▶ [Dataset items]:
** BEGIN **
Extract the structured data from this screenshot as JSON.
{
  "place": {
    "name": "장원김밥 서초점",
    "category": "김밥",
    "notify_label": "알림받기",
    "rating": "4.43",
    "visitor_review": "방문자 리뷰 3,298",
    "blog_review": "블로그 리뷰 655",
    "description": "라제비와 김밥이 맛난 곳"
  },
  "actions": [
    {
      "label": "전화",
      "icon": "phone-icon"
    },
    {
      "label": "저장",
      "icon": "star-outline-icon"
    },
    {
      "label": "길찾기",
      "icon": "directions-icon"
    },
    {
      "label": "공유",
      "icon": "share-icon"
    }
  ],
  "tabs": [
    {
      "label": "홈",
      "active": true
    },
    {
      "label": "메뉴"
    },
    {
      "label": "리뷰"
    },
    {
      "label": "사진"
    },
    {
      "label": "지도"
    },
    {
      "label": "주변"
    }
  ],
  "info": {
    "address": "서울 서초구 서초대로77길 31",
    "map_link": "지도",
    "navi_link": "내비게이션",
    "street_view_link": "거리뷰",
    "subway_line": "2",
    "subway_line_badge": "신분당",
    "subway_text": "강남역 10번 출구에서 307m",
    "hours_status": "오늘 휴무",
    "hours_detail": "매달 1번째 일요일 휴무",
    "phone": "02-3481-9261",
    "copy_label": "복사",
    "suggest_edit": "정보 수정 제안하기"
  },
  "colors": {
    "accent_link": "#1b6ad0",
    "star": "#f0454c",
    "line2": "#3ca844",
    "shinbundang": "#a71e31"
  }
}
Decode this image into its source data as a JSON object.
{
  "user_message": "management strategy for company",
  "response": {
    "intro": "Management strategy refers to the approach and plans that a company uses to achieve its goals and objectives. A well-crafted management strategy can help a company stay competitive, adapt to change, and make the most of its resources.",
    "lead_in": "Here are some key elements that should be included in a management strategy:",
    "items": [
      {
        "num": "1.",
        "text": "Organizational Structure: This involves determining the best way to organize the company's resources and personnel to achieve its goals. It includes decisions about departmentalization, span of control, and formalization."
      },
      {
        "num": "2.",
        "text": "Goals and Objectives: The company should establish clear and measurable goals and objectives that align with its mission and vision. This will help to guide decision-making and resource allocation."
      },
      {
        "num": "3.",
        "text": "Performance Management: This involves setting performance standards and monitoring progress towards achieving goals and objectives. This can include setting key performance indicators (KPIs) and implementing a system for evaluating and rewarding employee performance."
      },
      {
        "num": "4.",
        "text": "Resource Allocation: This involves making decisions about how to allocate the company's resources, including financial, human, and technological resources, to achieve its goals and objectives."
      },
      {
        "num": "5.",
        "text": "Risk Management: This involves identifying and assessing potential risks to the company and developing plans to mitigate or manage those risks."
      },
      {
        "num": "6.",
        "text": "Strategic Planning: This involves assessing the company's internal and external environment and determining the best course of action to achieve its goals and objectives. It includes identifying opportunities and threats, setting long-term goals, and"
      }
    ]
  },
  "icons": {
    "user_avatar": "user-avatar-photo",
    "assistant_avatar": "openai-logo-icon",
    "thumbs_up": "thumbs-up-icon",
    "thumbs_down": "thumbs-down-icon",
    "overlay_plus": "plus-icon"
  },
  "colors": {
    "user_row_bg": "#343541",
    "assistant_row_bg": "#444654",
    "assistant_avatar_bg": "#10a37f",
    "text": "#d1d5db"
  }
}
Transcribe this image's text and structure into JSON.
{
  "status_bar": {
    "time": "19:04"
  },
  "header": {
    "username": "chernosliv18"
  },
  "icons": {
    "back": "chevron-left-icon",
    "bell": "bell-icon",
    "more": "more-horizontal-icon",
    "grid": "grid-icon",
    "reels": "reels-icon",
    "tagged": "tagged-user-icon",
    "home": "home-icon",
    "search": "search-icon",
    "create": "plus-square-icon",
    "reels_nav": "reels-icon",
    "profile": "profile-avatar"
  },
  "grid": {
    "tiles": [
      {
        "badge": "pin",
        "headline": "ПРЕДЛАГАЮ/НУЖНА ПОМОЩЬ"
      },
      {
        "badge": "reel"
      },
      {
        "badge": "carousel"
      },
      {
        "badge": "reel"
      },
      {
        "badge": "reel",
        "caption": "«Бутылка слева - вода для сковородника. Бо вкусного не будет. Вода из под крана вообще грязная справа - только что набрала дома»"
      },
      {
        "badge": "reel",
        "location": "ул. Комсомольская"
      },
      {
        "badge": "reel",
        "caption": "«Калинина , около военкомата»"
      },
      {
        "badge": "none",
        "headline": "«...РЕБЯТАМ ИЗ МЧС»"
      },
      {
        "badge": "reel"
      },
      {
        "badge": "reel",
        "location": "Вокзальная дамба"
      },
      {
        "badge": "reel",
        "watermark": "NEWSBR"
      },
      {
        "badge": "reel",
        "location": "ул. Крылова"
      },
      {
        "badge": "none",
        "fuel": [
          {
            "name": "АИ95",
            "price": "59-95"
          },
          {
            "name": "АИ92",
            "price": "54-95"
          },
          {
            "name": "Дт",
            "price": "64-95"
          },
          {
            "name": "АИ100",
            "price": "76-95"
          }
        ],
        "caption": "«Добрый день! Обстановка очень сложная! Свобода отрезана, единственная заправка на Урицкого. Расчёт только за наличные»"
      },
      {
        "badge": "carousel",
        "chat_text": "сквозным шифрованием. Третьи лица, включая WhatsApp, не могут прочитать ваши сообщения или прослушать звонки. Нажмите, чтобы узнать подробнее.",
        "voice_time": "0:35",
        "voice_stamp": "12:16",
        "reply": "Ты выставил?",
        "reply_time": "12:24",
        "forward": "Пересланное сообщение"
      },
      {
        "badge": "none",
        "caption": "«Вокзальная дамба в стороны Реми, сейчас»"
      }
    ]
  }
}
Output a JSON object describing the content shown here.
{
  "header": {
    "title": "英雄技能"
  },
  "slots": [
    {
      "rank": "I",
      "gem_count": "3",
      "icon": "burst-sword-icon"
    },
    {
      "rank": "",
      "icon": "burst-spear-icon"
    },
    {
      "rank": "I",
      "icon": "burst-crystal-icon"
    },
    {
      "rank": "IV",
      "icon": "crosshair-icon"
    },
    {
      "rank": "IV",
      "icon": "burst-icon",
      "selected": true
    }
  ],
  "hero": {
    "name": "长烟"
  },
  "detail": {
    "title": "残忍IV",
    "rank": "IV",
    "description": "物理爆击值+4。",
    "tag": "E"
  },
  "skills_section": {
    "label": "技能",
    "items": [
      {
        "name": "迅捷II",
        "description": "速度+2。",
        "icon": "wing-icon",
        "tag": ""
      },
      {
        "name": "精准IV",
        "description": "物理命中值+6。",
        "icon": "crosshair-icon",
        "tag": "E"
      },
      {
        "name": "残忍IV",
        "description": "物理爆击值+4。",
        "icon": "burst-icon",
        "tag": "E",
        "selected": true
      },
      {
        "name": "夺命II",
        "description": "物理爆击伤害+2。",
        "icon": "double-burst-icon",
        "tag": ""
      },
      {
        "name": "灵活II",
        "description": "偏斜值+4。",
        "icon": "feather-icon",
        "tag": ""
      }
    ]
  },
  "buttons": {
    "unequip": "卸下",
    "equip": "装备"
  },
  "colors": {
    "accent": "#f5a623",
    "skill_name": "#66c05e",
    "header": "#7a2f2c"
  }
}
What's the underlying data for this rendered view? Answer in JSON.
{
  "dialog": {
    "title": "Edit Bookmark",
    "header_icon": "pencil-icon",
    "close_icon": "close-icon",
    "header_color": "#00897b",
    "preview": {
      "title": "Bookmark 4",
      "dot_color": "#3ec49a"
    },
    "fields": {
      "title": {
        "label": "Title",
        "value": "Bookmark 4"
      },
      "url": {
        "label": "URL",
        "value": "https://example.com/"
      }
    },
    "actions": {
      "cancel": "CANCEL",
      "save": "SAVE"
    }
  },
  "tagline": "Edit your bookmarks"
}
** END **
▶ [STATED GOAL]: Repeat the data above exactly.

▶ [RESULT]:
Extract the structured data from this screenshot as JSON.
{
  "place": {
    "name": "장원김밥 서초점",
    "category": "김밥",
    "notify_label": "알림받기",
    "rating": "4.43",
    "visitor_review": "방문자 리뷰 3,298",
    "blog_review": "블로그 리뷰 655",
    "description": "라제비와 김밥이 맛난 곳"
  },
  "actions": [
    {
      "label": "전화",
      "icon": "phone-icon"
    },
    {
      "label": "저장",
      "icon": "star-outline-icon"
    },
    {
      "label": "길찾기",
      "icon": "directions-icon"
    },
    {
      "label": "공유",
      "icon": "share-icon"
    }
  ],
  "tabs": [
    {
      "label": "홈",
      "active": true
    },
    {
      "label": "메뉴"
    },
    {
      "label": "리뷰"
    },
    {
      "label": "사진"
    },
    {
      "label": "지도"
    },
    {
      "label": "주변"
    }
  ],
  "info": {
    "address": "서울 서초구 서초대로77길 31",
    "map_link": "지도",
    "navi_link": "내비게이션",
    "street_view_link": "거리뷰",
    "subway_line": "2",
    "subway_line_badge": "신분당",
    "subway_text": "강남역 10번 출구에서 307m",
    "hours_status": "오늘 휴무",
    "hours_detail": "매달 1번째 일요일 휴무",
    "phone": "02-3481-9261",
    "copy_label": "복사",
    "suggest_edit": "정보 수정 제안하기"
  },
  "colors": {
    "accent_link": "#1b6ad0",
    "star": "#f0454c",
    "line2": "#3ca844",
    "shinbundang": "#a71e31"
  }
}
Decode this image into its source data as a JSON object.
{
  "user_message": "management strategy for company",
  "response": {
    "intro": "Management strategy refers to the approach and plans that a company uses to achieve its goals and objectives. A well-crafted management strategy can help a company stay competitive, adapt to change, and make the most of its resources.",
    "lead_in": "Here are some key elements that should be included in a management strategy:",
    "items": [
      {
        "num": "1.",
        "text": "Organizational Structure: This involves determining the best way to organize the company's resources and personnel to achieve its goals. It includes decisions about departmentalization, span of control, and formalization."
      },
      {
        "num": "2.",
        "text": "Goals and Objectives: The company should establish clear and measurable goals and objectives that align with its mission and vision. This will help to guide decision-making and resource allocation."
      },
      {
        "num": "3.",
        "text": "Performance Management: This involves setting performance standards and monitoring progress towards achieving goals and objectives. This can include setting key performance indicators (KPIs) and implementing a system for evaluating and rewarding employee performance."
      },
      {
        "num": "4.",
        "text": "Resource Allocation: This involves making decisions about how to allocate the company's resources, including financial, human, and technological resources, to achieve its goals and objectives."
      },
      {
        "num": "5.",
        "text": "Risk Management: This involves identifying and assessing potential risks to the company and developing plans to mitigate or manage those risks."
      },
      {
        "num": "6.",
        "text": "Strategic Planning: This involves assessing the company's internal and external environment and determining the best course of action to achieve its goals and objectives. It includes identifying opportunities and threats, setting long-term goals, and"
      }
    ]
  },
  "icons": {
    "user_avatar": "user-avatar-photo",
    "assistant_avatar": "openai-logo-icon",
    "thumbs_up": "thumbs-up-icon",
    "thumbs_down": "thumbs-down-icon",
    "overlay_plus": "plus-icon"
  },
  "colors": {
    "user_row_bg": "#343541",
    "assistant_row_bg": "#444654",
    "assistant_avatar_bg": "#10a37f",
    "text": "#d1d5db"
  }
}
Transcribe this image's text and structure into JSON.
{
  "status_bar": {
    "time": "19:04"
  },
  "header": {
    "username": "chernosliv18"
  },
  "icons": {
    "back": "chevron-left-icon",
    "bell": "bell-icon",
    "more": "more-horizontal-icon",
    "grid": "grid-icon",
    "reels": "reels-icon",
    "tagged": "tagged-user-icon",
    "home": "home-icon",
    "search": "search-icon",
    "create": "plus-square-icon",
    "reels_nav": "reels-icon",
    "profile": "profile-avatar"
  },
  "grid": {
    "tiles": [
      {
        "badge": "pin",
        "headline": "ПРЕДЛАГАЮ/НУЖНА ПОМОЩЬ"
      },
      {
        "badge": "reel"
      },
      {
        "badge": "carousel"
      },
      {
        "badge": "reel"
      },
      {
        "badge": "reel",
        "caption": "«Бутылка слева - вода для сковородника. Бо вкусного не будет. Вода из под крана вообще грязная справа - только что набрала дома»"
      },
      {
        "badge": "reel",
        "location": "ул. Комсомольская"
      },
      {
        "badge": "reel",
        "caption": "«Калинина , около военкомата»"
      },
      {
        "badge": "none",
        "headline": "«...РЕБЯТАМ ИЗ МЧС»"
      },
      {
        "badge": "reel"
      },
      {
        "badge": "reel",
        "location": "Вокзальная дамба"
      },
      {
        "badge": "reel",
        "watermark": "NEWSBR"
      },
      {
        "badge": "reel",
        "location": "ул. Крылова"
      },
      {
        "badge": "none",
        "fuel": [
          {
            "name": "АИ95",
            "price": "59-95"
          },
          {
            "name": "АИ92",
            "price": "54-95"
          },
          {
            "name": "Дт",
            "price": "64-95"
          },
          {
            "name": "АИ100",
            "price": "76-95"
          }
        ],
        "caption": "«Добрый день! Обстановка очень сложная! Свобода отрезана, единственная заправка на Урицкого. Расчёт только за наличные»"
      },
      {
        "badge": "carousel",
        "chat_text": "сквозным шифрованием. Третьи лица, включая WhatsApp, не могут прочитать ваши сообщения или прослушать звонки. Нажмите, чтобы узнать подробнее.",
        "voice_time": "0:35",
        "voice_stamp": "12:16",
        "reply": "Ты выставил?",
        "reply_time": "12:24",
        "forward": "Пересланное сообщение"
      },
      {
        "badge": "none",
        "caption": "«Вокзальная дамба в стороны Реми, сейчас»"
      }
    ]
  }
}
Output a JSON object describing the content shown here.
{
  "header": {
    "title": "英雄技能"
  },
  "slots": [
    {
      "rank": "I",
      "gem_count": "3",
      "icon": "burst-sword-icon"
    },
    {
      "rank": "",
      "icon": "burst-spear-icon"
    },
    {
      "rank": "I",
      "icon": "burst-crystal-icon"
    },
    {
      "rank": "IV",
      "icon": "crosshair-icon"
    },
    {
      "rank": "IV",
      "icon": "burst-icon",
      "selected": true
    }
  ],
  "hero": {
    "name": "长烟"
  },
  "detail": {
    "title": "残忍IV",
    "rank": "IV",
    "description": "物理爆击值+4。",
    "tag": "E"
  },
  "skills_section": {
    "label": "技能",
    "items": [
      {
        "name": "迅捷II",
        "description": "速度+2。",
        "icon": "wing-icon",
        "tag": ""
      },
      {
        "name": "精准IV",
        "description": "物理命中值+6。",
        "icon": "crosshair-icon",
        "tag": "E"
      },
      {
        "name": "残忍IV",
        "description": "物理爆击值+4。",
        "icon": "burst-icon",
        "tag": "E",
        "selected": true
      },
      {
        "name": "夺命II",
        "description": "物理爆击伤害+2。",
        "icon": "double-burst-icon",
        "tag": ""
      },
      {
        "name": "灵活II",
        "description": "偏斜值+4。",
        "icon": "feather-icon",
        "tag": ""
      }
    ]
  },
  "buttons": {
    "unequip": "卸下",
    "equip": "装备"
  },
  "colors": {
    "accent": "#f5a623",
    "skill_name": "#66c05e",
    "header": "#7a2f2c"
  }
}
What's the underlying data for this rendered view? Answer in JSON.
{
  "dialog": {
    "title": "Edit Bookmark",
    "header_icon": "pencil-icon",
    "close_icon": "close-icon",
    "header_color": "#00897b",
    "preview": {
      "title": "Bookmark 4",
      "dot_color": "#3ec49a"
    },
    "fields": {
      "title": {
        "label": "Title",
        "value": "Bookmark 4"
      },
      "url": {
        "label": "URL",
        "value": "https://example.com/"
      }
    },
    "actions": {
      "cancel": "CANCEL",
      "save": "SAVE"
    }
  },
  "tagline": "Edit your bookmarks"
}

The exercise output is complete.